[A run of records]
*-*-*
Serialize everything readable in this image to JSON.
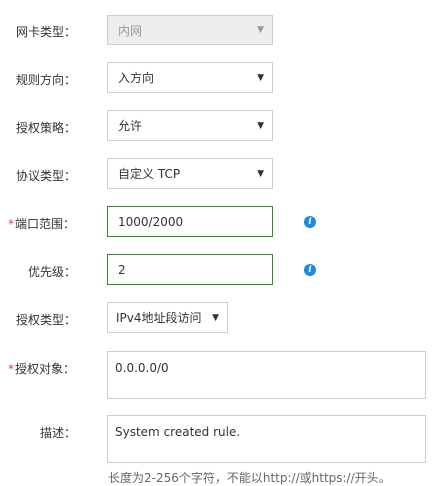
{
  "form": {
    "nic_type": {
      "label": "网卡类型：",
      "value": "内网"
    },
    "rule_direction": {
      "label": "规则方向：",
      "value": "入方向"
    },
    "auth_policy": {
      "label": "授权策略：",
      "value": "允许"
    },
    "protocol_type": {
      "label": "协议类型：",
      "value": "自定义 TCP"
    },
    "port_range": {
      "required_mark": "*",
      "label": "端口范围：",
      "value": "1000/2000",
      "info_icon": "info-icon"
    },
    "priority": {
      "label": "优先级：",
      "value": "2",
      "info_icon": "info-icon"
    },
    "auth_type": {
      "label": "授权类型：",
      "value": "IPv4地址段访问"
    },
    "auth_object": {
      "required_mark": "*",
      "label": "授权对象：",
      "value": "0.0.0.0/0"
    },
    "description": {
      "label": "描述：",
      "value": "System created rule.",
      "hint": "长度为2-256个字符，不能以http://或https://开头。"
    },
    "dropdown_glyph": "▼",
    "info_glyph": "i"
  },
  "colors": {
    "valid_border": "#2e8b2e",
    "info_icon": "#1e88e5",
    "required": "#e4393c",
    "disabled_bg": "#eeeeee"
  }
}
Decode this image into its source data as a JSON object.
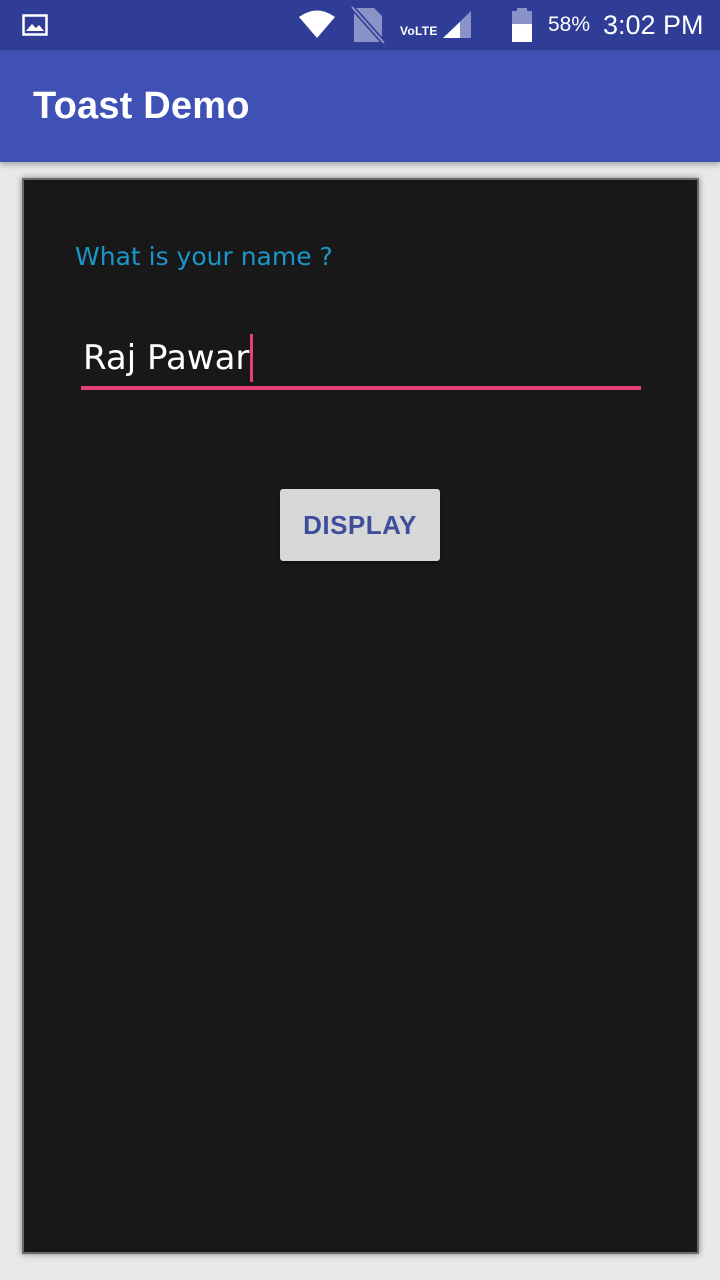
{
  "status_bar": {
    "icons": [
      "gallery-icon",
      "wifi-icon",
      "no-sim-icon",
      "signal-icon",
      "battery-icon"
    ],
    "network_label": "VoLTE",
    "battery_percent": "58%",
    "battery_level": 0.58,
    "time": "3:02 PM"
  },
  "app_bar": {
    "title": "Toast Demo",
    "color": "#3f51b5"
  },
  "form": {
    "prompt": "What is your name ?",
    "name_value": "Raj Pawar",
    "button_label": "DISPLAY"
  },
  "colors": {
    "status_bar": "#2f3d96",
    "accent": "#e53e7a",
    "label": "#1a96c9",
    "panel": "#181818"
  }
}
*-*-*
> _Work required_: Transcribe every line in the entries above, taking out only the images.

> _Task solution_:
Serialize everything readable in this image to JSON.
{
  "form": {
    "nic_type": {
      "label": "网卡类型：",
      "value": "内网"
    },
    "rule_direction": {
      "label": "规则方向：",
      "value": "入方向"
    },
    "auth_policy": {
      "label": "授权策略：",
      "value": "允许"
    },
    "protocol_type": {
      "label": "协议类型：",
      "value": "自定义 TCP"
    },
    "port_range": {
      "required_mark": "*",
      "label": "端口范围：",
      "value": "1000/2000",
      "info_icon": "info-icon"
    },
    "priority": {
      "label": "优先级：",
      "value": "2",
      "info_icon": "info-icon"
    },
    "auth_type": {
      "label": "授权类型：",
      "value": "IPv4地址段访问"
    },
    "auth_object": {
      "required_mark": "*",
      "label": "授权对象：",
      "value": "0.0.0.0/0"
    },
    "description": {
      "label": "描述：",
      "value": "System created rule.",
      "hint": "长度为2-256个字符，不能以http://或https://开头。"
    },
    "dropdown_glyph": "▼",
    "info_glyph": "i"
  },
  "colors": {
    "valid_border": "#2e8b2e",
    "info_icon": "#1e88e5",
    "required": "#e4393c",
    "disabled_bg": "#eeeeee"
  }
}
Decode this image into its source data as a JSON object.
{
  "status_bar": {
    "icons": [
      "gallery-icon",
      "wifi-icon",
      "no-sim-icon",
      "signal-icon",
      "battery-icon"
    ],
    "network_label": "VoLTE",
    "battery_percent": "58%",
    "battery_level": 0.58,
    "time": "3:02 PM"
  },
  "app_bar": {
    "title": "Toast Demo",
    "color": "#3f51b5"
  },
  "form": {
    "prompt": "What is your name ?",
    "name_value": "Raj Pawar",
    "button_label": "DISPLAY"
  },
  "colors": {
    "status_bar": "#2f3d96",
    "accent": "#e53e7a",
    "label": "#1a96c9",
    "panel": "#181818"
  }
}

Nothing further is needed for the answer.